» **INSTRUCTION**
Count the lines that hold the string "type". Reply with the number alone.

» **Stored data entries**
★ ★ ★ ★
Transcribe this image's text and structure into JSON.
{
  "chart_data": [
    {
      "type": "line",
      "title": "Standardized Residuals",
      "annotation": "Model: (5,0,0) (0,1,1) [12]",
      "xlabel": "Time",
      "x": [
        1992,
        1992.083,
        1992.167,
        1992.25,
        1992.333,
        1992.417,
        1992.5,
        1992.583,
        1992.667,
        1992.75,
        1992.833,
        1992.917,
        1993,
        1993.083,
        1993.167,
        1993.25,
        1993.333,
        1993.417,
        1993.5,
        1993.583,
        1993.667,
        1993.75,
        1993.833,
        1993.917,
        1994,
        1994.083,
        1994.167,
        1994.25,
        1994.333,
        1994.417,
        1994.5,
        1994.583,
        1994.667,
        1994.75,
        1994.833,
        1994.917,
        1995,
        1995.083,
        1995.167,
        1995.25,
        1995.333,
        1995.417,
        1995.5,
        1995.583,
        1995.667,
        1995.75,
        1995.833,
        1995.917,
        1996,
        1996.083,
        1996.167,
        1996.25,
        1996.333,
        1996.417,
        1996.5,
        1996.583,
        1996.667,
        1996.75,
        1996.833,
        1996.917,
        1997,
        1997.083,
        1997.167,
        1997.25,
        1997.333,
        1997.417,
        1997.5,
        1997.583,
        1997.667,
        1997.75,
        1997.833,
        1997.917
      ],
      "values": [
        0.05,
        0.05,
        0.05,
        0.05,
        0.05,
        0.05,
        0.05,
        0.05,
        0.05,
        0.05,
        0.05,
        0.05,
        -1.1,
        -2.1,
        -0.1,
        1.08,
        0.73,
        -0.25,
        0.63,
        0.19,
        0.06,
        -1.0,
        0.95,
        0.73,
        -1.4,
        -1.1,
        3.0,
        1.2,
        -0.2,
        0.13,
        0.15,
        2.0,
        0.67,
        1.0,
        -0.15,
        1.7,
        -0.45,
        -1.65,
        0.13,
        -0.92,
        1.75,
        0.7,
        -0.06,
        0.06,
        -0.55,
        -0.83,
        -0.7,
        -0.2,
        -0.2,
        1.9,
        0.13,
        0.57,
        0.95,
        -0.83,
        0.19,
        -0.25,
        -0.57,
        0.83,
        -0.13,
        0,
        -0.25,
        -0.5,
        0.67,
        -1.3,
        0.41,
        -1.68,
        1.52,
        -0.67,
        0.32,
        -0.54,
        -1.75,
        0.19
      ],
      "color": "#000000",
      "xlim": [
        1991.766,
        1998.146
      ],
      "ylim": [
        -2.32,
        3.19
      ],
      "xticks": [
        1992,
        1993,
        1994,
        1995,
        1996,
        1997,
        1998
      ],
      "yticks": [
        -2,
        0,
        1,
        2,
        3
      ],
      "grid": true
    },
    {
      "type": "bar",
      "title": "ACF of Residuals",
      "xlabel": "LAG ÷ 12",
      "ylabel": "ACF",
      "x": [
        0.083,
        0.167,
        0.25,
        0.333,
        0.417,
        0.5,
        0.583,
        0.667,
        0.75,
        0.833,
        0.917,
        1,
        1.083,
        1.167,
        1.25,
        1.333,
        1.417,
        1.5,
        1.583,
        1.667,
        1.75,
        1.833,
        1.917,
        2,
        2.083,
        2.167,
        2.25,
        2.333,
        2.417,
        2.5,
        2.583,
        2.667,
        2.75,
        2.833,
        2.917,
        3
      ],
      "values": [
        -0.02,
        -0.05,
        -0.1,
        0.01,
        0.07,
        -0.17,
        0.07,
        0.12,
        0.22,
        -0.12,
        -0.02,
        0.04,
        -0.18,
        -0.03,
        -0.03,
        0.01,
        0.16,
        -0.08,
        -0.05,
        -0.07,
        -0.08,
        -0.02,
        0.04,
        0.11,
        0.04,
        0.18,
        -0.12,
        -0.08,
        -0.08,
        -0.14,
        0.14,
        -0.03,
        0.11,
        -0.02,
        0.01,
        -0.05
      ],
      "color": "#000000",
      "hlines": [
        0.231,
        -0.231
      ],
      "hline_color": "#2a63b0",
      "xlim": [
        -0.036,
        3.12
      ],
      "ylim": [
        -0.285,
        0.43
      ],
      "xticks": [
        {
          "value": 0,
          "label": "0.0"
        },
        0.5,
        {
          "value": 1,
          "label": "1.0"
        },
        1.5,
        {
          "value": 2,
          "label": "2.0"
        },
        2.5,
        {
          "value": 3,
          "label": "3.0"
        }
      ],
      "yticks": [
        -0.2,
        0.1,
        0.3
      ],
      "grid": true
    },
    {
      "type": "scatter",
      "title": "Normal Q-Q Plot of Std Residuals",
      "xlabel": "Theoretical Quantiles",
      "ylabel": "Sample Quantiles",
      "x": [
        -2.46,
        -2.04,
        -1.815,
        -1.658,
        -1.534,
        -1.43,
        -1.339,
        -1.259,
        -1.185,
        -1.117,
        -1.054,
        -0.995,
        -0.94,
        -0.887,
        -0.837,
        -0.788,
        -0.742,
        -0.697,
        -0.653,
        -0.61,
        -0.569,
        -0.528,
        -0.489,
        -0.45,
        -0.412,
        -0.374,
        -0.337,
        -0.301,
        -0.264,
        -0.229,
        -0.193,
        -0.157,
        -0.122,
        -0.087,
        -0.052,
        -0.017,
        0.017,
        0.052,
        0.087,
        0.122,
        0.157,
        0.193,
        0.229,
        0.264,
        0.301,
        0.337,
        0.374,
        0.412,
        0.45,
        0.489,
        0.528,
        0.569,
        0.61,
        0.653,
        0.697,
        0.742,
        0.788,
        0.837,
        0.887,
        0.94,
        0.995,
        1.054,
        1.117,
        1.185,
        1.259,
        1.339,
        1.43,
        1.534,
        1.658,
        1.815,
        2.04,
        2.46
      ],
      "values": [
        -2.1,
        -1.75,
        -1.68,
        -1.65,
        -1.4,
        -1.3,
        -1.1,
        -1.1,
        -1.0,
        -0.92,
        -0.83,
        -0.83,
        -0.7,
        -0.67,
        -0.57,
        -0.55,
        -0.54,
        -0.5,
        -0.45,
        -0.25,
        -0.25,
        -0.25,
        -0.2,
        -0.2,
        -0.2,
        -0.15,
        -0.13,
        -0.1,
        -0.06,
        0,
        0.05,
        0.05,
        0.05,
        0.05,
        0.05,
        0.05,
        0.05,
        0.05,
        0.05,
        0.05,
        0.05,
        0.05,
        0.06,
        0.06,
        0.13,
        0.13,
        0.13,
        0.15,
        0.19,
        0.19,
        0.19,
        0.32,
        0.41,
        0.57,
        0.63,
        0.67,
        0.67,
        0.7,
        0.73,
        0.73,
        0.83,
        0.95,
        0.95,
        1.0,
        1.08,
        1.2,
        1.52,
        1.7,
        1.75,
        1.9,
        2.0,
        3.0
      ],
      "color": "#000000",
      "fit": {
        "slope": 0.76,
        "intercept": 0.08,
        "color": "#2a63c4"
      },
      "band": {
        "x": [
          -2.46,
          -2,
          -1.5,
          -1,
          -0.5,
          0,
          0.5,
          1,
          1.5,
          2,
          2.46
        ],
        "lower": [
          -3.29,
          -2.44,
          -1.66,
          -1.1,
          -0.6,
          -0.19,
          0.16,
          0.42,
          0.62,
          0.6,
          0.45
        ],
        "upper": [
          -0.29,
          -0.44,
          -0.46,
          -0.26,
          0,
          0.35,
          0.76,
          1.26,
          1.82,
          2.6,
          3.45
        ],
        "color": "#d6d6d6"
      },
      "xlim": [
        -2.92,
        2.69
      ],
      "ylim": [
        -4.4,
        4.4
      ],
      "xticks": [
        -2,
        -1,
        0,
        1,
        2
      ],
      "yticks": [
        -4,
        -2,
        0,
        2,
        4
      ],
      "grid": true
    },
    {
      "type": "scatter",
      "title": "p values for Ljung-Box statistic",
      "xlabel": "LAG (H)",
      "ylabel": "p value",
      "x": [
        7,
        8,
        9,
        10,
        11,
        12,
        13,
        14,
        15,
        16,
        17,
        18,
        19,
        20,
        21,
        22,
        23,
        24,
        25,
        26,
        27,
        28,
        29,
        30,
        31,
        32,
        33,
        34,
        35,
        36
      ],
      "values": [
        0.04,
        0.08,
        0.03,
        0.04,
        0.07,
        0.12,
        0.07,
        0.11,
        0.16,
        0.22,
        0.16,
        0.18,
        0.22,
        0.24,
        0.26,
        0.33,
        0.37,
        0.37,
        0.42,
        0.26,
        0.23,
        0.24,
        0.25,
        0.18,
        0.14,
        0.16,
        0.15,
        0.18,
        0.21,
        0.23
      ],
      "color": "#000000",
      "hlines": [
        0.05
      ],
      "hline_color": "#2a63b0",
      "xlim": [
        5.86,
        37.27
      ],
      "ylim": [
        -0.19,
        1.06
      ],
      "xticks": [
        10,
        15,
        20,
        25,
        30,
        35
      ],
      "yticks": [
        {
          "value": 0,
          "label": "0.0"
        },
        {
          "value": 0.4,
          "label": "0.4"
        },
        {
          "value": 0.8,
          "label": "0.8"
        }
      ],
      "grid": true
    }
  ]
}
★ ★ ★ ★
» **EXPECTED OUTPUT**
4